--- Start ENTRIES SUPPLIED ---

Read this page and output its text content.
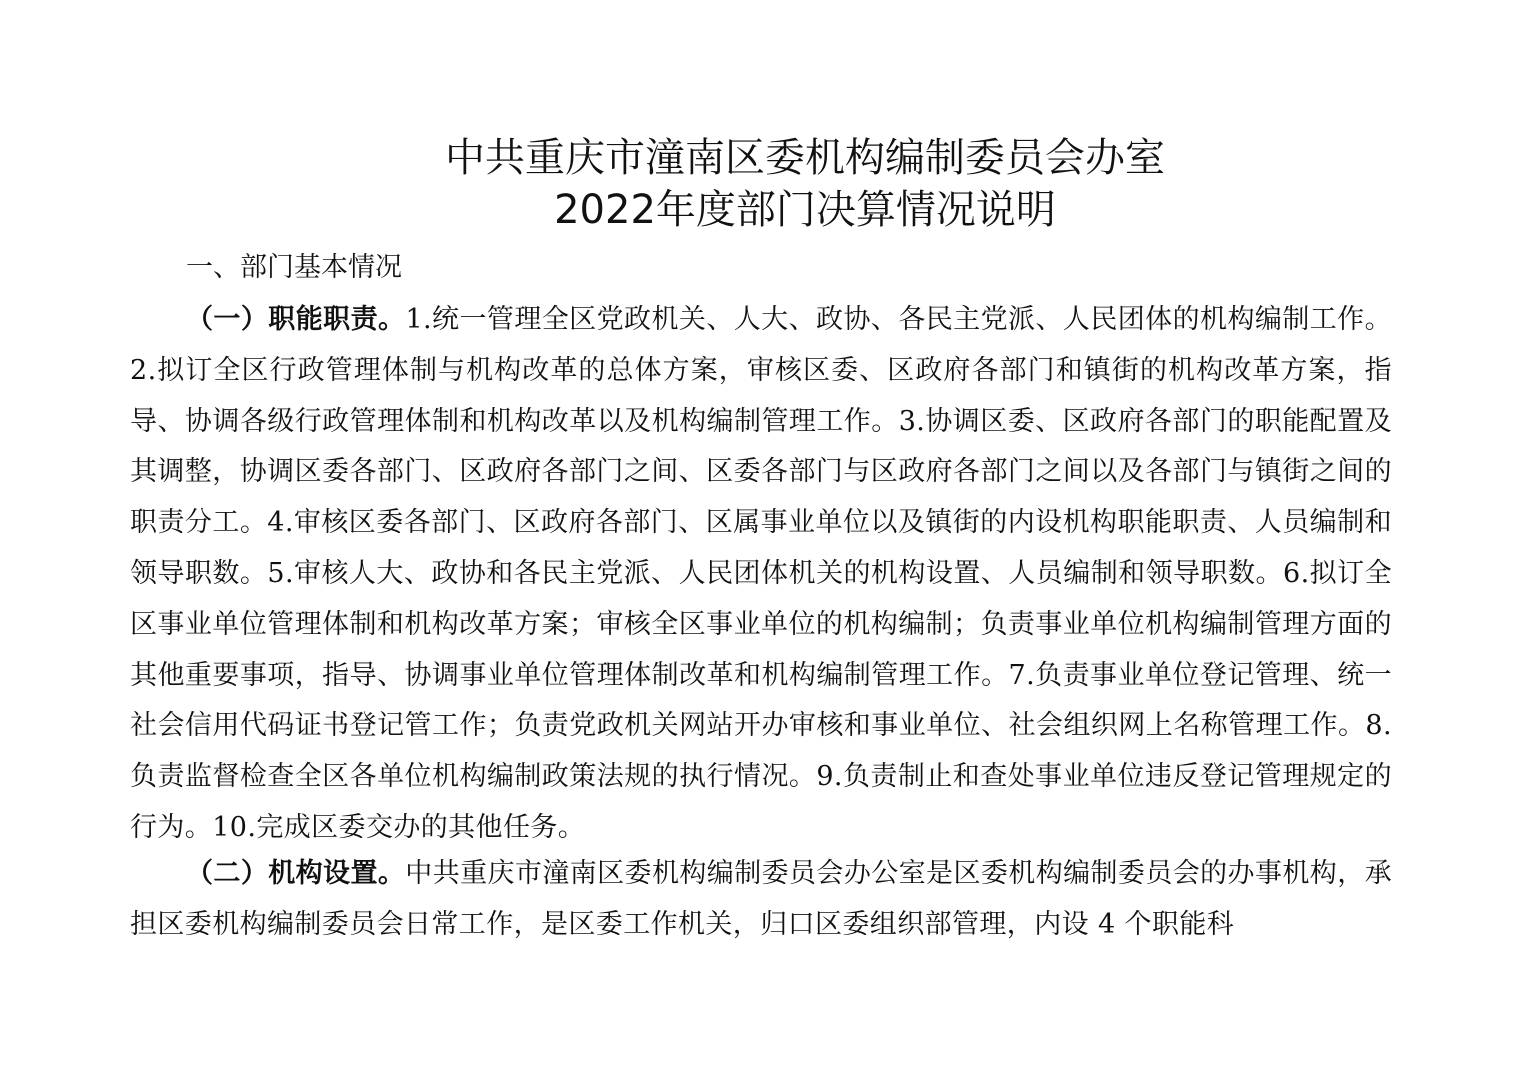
中共重庆市潼南区委机构编制委员会办室
2022年度部门决算情况说明
一、部门基本情况
（一）职能职责。1.统一管理全区党政机关、人大、政协、各民主党派、人民团体的机构编制工作。2.拟订全区行政管理体制与机构改革的总体方案，审核区委、区政府各部门和镇街的机构改革方案，指导、协调各级行政管理体制和机构改革以及机构编制管理工作。3.协调区委、区政府各部门的职能配置及其调整，协调区委各部门、区政府各部门之间、区委各部门与区政府各部门之间以及各部门与镇街之间的职责分工。4.审核区委各部门、区政府各部门、区属事业单位以及镇街的内设机构职能职责、人员编制和领导职数。5.审核人大、政协和各民主党派、人民团体机关的机构设置、人员编制和领导职数。6.拟订全区事业单位管理体制和机构改革方案；审核全区事业单位的机构编制；负责事业单位机构编制管理方面的其他重要事项，指导、协调事业单位管理体制改革和机构编制管理工作。7.负责事业单位登记管理、统一社会信用代码证书登记管工作；负责党政机关网站开办审核和事业单位、社会组织网上名称管理工作。8.负责监督检查全区各单位机构编制政策法规的执行情况。9.负责制止和查处事业单位违反登记管理规定的行为。10.完成区委交办的其他任务。
（二）机构设置。中共重庆市潼南区委机构编制委员会办公室是区委机构编制委员会的办事机构，承担区委机构编制委员会日常工作，是区委工作机关，归口区委组织部管理，内设 4 个职能科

--- End ENTRIES SUPPLIED ---

**WORK REQUIRED:**
Quote the entries in full. Any image among them is to be omitted from the copy.

**TASK OUTPUT:**
Read this page and output its text content.
中共重庆市潼南区委机构编制委员会办室
2022年度部门决算情况说明
一、部门基本情况
（一）职能职责。1.统一管理全区党政机关、人大、政协、各民主党派、人民团体的机构编制工作。2.拟订全区行政管理体制与机构改革的总体方案，审核区委、区政府各部门和镇街的机构改革方案，指导、协调各级行政管理体制和机构改革以及机构编制管理工作。3.协调区委、区政府各部门的职能配置及其调整，协调区委各部门、区政府各部门之间、区委各部门与区政府各部门之间以及各部门与镇街之间的职责分工。4.审核区委各部门、区政府各部门、区属事业单位以及镇街的内设机构职能职责、人员编制和领导职数。5.审核人大、政协和各民主党派、人民团体机关的机构设置、人员编制和领导职数。6.拟订全区事业单位管理体制和机构改革方案；审核全区事业单位的机构编制；负责事业单位机构编制管理方面的其他重要事项，指导、协调事业单位管理体制改革和机构编制管理工作。7.负责事业单位登记管理、统一社会信用代码证书登记管工作；负责党政机关网站开办审核和事业单位、社会组织网上名称管理工作。8.负责监督检查全区各单位机构编制政策法规的执行情况。9.负责制止和查处事业单位违反登记管理规定的行为。10.完成区委交办的其他任务。
（二）机构设置。中共重庆市潼南区委机构编制委员会办公室是区委机构编制委员会的办事机构，承担区委机构编制委员会日常工作，是区委工作机关，归口区委组织部管理，内设 4 个职能科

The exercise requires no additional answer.